» The problem: Scan the entries below. Report each line where the string "unclassified" occurs.

****************

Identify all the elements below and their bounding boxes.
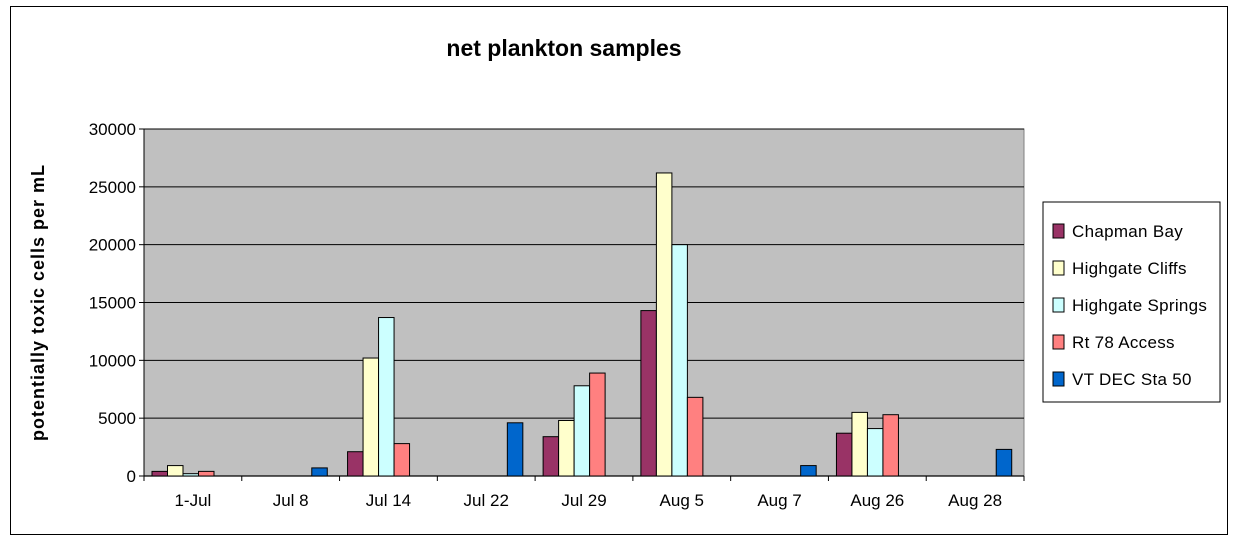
chart-title: net plankton samples (446, 35, 681, 61)
x-tick-label: Aug 26 (850, 491, 904, 510)
bar-vt-dec-sta-50 (311, 467, 328, 477)
x-tick-label: Jul 14 (366, 491, 411, 510)
x-tick-label: Aug 28 (948, 491, 1002, 510)
bar-highgate-springs (182, 473, 199, 477)
bar-highgate-cliffs (851, 411, 868, 477)
y-tick-label: 25000 (89, 178, 136, 197)
y-tick-label: 10000 (89, 351, 136, 370)
y-axis-label: potentially toxic cells per mL (28, 164, 48, 441)
x-tick-label: 1-Jul (174, 491, 211, 510)
bar-chapman-bay (347, 451, 364, 477)
y-tick-label: 0 (127, 467, 136, 486)
y-tick-label: 15000 (89, 294, 136, 313)
legend-label: Highgate Cliffs (1072, 259, 1187, 278)
legend-swatch (1052, 297, 1065, 313)
bar-highgate-cliffs (167, 465, 184, 477)
legend-label: VT DEC Sta 50 (1072, 370, 1192, 389)
bar-rt-78-access (686, 396, 704, 477)
bar-highgate-springs (866, 428, 884, 477)
bar-chapman-bay (542, 436, 560, 477)
legend-label: Rt 78 Access (1072, 333, 1175, 352)
bar-vt-dec-sta-50 (800, 465, 817, 477)
bar-vt-dec-sta-50 (995, 448, 1013, 477)
bar-chapman-bay (640, 310, 657, 477)
legend-label: Highgate Springs (1072, 296, 1207, 315)
bar-chapman-bay (151, 470, 168, 477)
x-tick-label: Aug 7 (757, 491, 801, 510)
legend (1042, 201, 1221, 403)
y-tick-label: 5000 (98, 409, 136, 428)
bar-highgate-springs (573, 385, 591, 477)
bar-highgate-springs (378, 317, 395, 477)
legend-swatch (1052, 260, 1065, 276)
bar-vt-dec-sta-50 (506, 422, 524, 477)
bar-rt-78-access (882, 414, 899, 477)
legend-swatch (1052, 334, 1065, 350)
bar-rt-78-access (589, 372, 606, 477)
y-tick-label: 30000 (89, 120, 136, 139)
x-tick-label: Jul 8 (273, 491, 309, 510)
x-tick-label: Jul 22 (464, 491, 509, 510)
bar-highgate-cliffs (558, 419, 575, 477)
chart-area: net plankton samples 0 5000 10000 15000 20000… (10, 6, 1228, 535)
bar-chapman-bay (835, 432, 853, 477)
bar-rt-78-access (198, 470, 215, 477)
bar-highgate-springs (671, 244, 688, 477)
bar-highgate-cliffs (362, 357, 380, 477)
bar-chart: net plankton samples 0 5000 10000 15000 20000… (28, 35, 1221, 510)
x-tick-label: Jul 29 (561, 491, 606, 510)
bar-highgate-cliffs (655, 172, 673, 477)
bar-rt-78-access (393, 443, 411, 477)
x-tick-label: Aug 5 (660, 491, 704, 510)
legend-swatch (1052, 223, 1065, 239)
y-tick-label: 20000 (89, 236, 136, 255)
legend-swatch (1052, 371, 1065, 387)
legend-label: Chapman Bay (1072, 222, 1183, 241)
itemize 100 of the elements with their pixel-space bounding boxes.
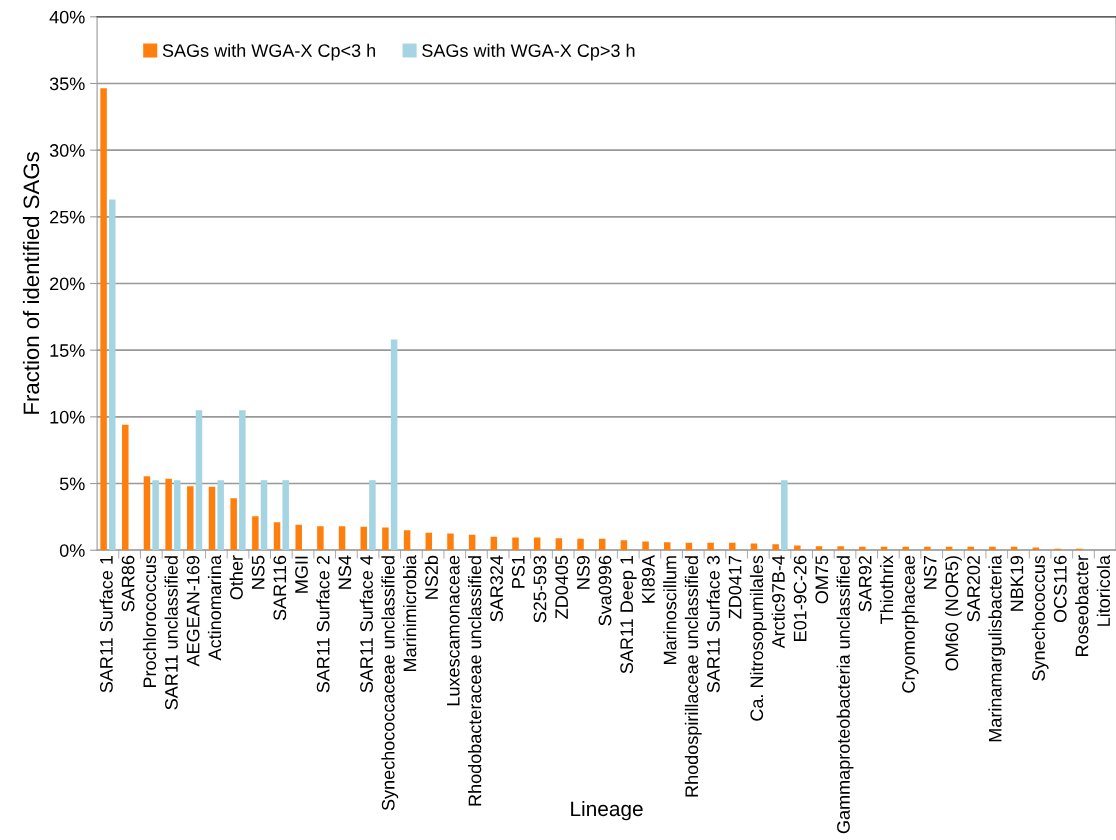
x-tick-label: Sva0996 [598,555,612,626]
bar [512,537,519,551]
x-tick-label: Synechococcus [1031,555,1049,681]
y-axis-title: Fraction of identified SAGs [22,152,40,414]
x-tick-label: SAR86 [121,555,135,612]
bar [781,480,788,551]
y-tick-label: 35% [49,77,85,91]
x-tick-label: OCS116 [1053,555,1067,623]
bar [295,524,302,551]
x-tick-label: SAR324 [490,555,503,622]
y-tick-label: 40% [49,10,85,24]
bar [664,542,671,551]
x-tick-label: OM60 (NOR5) [944,556,962,671]
y-tick-label: 0% [59,544,85,557]
x-tick-label: Synechococcaceae unclassified [381,556,399,811]
x-tick-label: NS4 [338,555,352,589]
legend-label: SAGs with WGA-X Cp<3 h [162,43,376,61]
bar [794,545,801,551]
x-tick-label: ZD0405 [555,555,569,619]
x-tick-label: AEGEAN-169 [186,555,200,667]
bar [338,526,346,551]
x-tick-label: NS2b [424,555,438,599]
x-tick-label: SAR11 Surface 1 [99,555,113,693]
bar [390,339,398,551]
x-tick-label: SAR11 Surface 2 [316,555,330,693]
x-tick-label: SAR116 [273,555,287,621]
x-tick-label: SAR11 Surface 3 [706,555,720,693]
x-tick-label: NBK19 [1010,555,1024,611]
x-tick-label: Ca. Nitrosopumilales [749,555,767,721]
y-tick-label: 10% [50,410,85,424]
bar [360,526,367,551]
x-tick-label: SAR11 unclassified [164,556,178,710]
bar [152,480,159,551]
x-tick-label: Marinamargulisbacteria [988,555,1006,742]
x-tick-label: Rhodospirillaceae unclassified [684,556,702,797]
x-tick-label: PS1 [511,555,525,588]
x-tick-label: Rhodobacteraceae unclassified [468,556,482,806]
bar [447,533,454,551]
bar [403,530,411,551]
x-tick-label: Actinomarina [207,555,222,661]
x-tick-label: ZD0417 [728,555,742,619]
bar [989,546,996,551]
x-tick-label: Marinoscillum [663,556,677,664]
x-tick-label: Litoricola [1096,555,1111,626]
bar [967,546,974,551]
bar [468,534,476,551]
bar [382,527,389,551]
bar [859,546,866,551]
bar [109,199,116,551]
x-tick-label: NS9 [576,555,590,589]
bar [707,542,714,551]
bar [230,498,237,551]
bar [902,546,909,551]
x-tick-label: NS5 [251,555,265,589]
bar [555,538,563,551]
x-tick-label: Other [229,555,243,600]
x-tick-label: Thiothrix [879,555,894,624]
bar [815,546,823,551]
y-tick-label: 15% [50,344,85,357]
bar [187,486,194,551]
bar [620,540,628,551]
bar [369,480,376,551]
x-tick-label: MGII [295,556,308,593]
bar [165,478,172,551]
bar [273,522,281,551]
y-tick-label: 20% [50,277,85,291]
bar [252,516,259,551]
x-tick-label: Roseobacter [1075,555,1089,656]
x-tick-label: NS7 [923,555,937,589]
bar [837,546,844,551]
x-tick-label: Cryomorphaceae [901,555,919,693]
bar [174,480,181,551]
bar [260,480,268,551]
bar [239,410,246,551]
bar [425,532,433,551]
x-tick-label: Marinimicrobia [403,555,417,671]
x-axis-title: Lineage [571,800,643,821]
x-tick-label: SAR11 Surface 4 [359,555,373,693]
x-tick-label: E01-9C-26 [793,555,807,641]
bar [490,536,498,551]
bar [317,526,324,551]
bar [729,542,736,551]
bar [195,410,203,551]
x-tick-label: S25-593 [533,555,547,623]
x-tick-label: SAR92 [858,555,872,612]
bar [100,88,107,551]
bar [772,544,779,551]
y-tick-label: 30% [49,144,85,157]
bar [122,424,129,551]
x-tick-label: KI89A [641,555,655,603]
bar [924,546,931,551]
x-tick-label: SAR202 [967,555,980,622]
x-tick-label: OM75 [815,555,829,604]
bar [642,541,649,551]
x-tick-label: Prochlorococcus [142,555,157,688]
x-tick-label: Gammaproteobacteria unclassified [836,556,854,834]
x-tick-label: Luxescamonaceae [447,555,460,706]
legend-label: SAGs with WGA-X Cp>3 h [422,43,635,61]
y-tick-label: 25% [50,210,85,224]
bar [282,480,289,551]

****************

» Exercise response:
x-tick-label: Synechococcaceae unclassified [381,556,399,811]
x-tick-label: SAR11 unclassified [164,556,178,710]
x-tick-label: Rhodospirillaceae unclassified [684,556,702,797]
x-tick-label: Rhodobacteraceae unclassified [468,556,482,806]
x-tick-label: Gammaproteobacteria unclassified [836,556,854,834]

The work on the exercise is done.